Problem:
Could you repeat, word for word, every line from the one containing "Transcribe the text in this document." through the final line of the records below, and nothing else?

Records to use:
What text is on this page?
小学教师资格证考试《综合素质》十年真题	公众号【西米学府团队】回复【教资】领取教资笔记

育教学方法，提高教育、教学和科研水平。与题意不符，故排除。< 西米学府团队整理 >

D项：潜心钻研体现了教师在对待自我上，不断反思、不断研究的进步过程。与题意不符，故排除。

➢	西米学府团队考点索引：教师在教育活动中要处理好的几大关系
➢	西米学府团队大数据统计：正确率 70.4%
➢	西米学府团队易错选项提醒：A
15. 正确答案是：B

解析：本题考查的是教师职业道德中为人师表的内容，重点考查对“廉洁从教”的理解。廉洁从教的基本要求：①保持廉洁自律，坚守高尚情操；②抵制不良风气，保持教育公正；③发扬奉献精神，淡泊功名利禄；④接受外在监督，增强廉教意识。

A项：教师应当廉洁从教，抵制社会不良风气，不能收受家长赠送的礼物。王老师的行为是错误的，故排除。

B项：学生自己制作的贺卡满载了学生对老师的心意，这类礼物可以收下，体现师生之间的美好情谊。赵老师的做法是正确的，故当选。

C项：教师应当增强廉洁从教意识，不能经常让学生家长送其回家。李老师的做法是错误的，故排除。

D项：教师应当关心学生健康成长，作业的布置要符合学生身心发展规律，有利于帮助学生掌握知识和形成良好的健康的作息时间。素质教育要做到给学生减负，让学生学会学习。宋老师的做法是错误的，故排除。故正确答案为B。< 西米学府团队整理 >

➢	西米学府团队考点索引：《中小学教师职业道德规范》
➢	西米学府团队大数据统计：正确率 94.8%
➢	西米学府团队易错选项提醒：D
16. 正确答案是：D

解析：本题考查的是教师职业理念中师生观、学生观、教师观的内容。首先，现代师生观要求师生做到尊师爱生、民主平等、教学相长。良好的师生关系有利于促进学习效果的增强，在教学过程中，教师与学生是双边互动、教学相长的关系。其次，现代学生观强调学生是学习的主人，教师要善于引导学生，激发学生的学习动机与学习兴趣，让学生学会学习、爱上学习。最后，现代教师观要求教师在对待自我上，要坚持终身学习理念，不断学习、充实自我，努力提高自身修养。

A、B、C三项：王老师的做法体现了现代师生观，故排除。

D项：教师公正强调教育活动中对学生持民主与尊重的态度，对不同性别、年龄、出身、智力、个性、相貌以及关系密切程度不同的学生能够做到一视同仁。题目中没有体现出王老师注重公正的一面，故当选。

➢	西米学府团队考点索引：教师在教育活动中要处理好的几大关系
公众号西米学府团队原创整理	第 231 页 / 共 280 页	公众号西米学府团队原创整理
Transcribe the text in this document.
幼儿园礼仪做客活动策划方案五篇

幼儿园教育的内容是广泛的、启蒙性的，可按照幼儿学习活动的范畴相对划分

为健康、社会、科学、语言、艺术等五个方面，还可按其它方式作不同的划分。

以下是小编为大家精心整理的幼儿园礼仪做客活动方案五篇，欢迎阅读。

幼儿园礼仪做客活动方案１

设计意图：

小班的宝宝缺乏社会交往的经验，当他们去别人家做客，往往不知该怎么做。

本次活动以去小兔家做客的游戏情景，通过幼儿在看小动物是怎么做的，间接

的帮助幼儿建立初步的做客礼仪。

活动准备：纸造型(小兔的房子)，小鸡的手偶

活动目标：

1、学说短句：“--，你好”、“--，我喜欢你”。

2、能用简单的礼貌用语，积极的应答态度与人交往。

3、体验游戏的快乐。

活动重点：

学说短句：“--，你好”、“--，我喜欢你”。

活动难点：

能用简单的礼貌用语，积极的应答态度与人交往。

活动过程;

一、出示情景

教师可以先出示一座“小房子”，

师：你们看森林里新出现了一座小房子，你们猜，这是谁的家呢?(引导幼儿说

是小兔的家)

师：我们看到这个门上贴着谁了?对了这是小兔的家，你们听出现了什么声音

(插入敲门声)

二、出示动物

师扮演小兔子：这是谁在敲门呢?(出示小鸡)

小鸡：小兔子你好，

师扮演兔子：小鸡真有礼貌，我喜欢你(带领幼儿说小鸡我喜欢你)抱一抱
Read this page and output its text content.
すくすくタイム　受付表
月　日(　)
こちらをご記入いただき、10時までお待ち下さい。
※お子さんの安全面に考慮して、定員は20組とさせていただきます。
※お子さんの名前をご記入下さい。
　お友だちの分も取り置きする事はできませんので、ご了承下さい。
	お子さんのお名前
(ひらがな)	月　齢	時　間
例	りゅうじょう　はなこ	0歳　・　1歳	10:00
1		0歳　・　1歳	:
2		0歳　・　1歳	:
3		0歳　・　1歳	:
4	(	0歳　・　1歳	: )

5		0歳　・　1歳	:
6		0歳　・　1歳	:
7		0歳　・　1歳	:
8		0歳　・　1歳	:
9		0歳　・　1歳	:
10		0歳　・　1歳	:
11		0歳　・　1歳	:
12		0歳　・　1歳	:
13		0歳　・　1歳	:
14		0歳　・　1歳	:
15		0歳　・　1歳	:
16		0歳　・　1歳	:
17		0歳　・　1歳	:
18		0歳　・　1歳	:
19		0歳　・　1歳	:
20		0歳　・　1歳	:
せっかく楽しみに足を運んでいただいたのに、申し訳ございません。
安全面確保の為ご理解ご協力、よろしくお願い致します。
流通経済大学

Answer to the task:
Transcribe the text in this document.
幼儿园礼仪做客活动策划方案五篇

幼儿园教育的内容是广泛的、启蒙性的，可按照幼儿学习活动的范畴相对划分

为健康、社会、科学、语言、艺术等五个方面，还可按其它方式作不同的划分。

以下是小编为大家精心整理的幼儿园礼仪做客活动方案五篇，欢迎阅读。

幼儿园礼仪做客活动方案１

设计意图：

小班的宝宝缺乏社会交往的经验，当他们去别人家做客，往往不知该怎么做。

本次活动以去小兔家做客的游戏情景，通过幼儿在看小动物是怎么做的，间接

的帮助幼儿建立初步的做客礼仪。

活动准备：纸造型(小兔的房子)，小鸡的手偶

活动目标：

1、学说短句：“--，你好”、“--，我喜欢你”。

2、能用简单的礼貌用语，积极的应答态度与人交往。

3、体验游戏的快乐。

活动重点：

学说短句：“--，你好”、“--，我喜欢你”。

活动难点：

能用简单的礼貌用语，积极的应答态度与人交往。

活动过程;

一、出示情景

教师可以先出示一座“小房子”，

师：你们看森林里新出现了一座小房子，你们猜，这是谁的家呢?(引导幼儿说

是小兔的家)

师：我们看到这个门上贴着谁了?对了这是小兔的家，你们听出现了什么声音

(插入敲门声)

二、出示动物

师扮演小兔子：这是谁在敲门呢?(出示小鸡)

小鸡：小兔子你好，

师扮演兔子：小鸡真有礼貌，我喜欢你(带领幼儿说小鸡我喜欢你)抱一抱
Read this page and output its text content.
すくすくタイム　受付表
月　日(　)
こちらをご記入いただき、10時までお待ち下さい。
※お子さんの安全面に考慮して、定員は20組とさせていただきます。
※お子さんの名前をご記入下さい。
　お友だちの分も取り置きする事はできませんので、ご了承下さい。
	お子さんのお名前
(ひらがな)	月　齢	時　間
例	りゅうじょう　はなこ	0歳　・　1歳	10:00
1		0歳　・　1歳	:
2		0歳　・　1歳	:
3		0歳　・　1歳	:
4	(	0歳　・　1歳	: )

5		0歳　・　1歳	:
6		0歳　・　1歳	:
7		0歳　・　1歳	:
8		0歳　・　1歳	:
9		0歳　・　1歳	:
10		0歳　・　1歳	:
11		0歳　・　1歳	:
12		0歳　・　1歳	:
13		0歳　・　1歳	:
14		0歳　・　1歳	:
15		0歳　・　1歳	:
16		0歳　・　1歳	:
17		0歳　・　1歳	:
18		0歳　・　1歳	:
19		0歳　・　1歳	:
20		0歳　・　1歳	:
せっかく楽しみに足を運んでいただいたのに、申し訳ございません。
安全面確保の為ご理解ご協力、よろしくお願い致します。
流通経済大学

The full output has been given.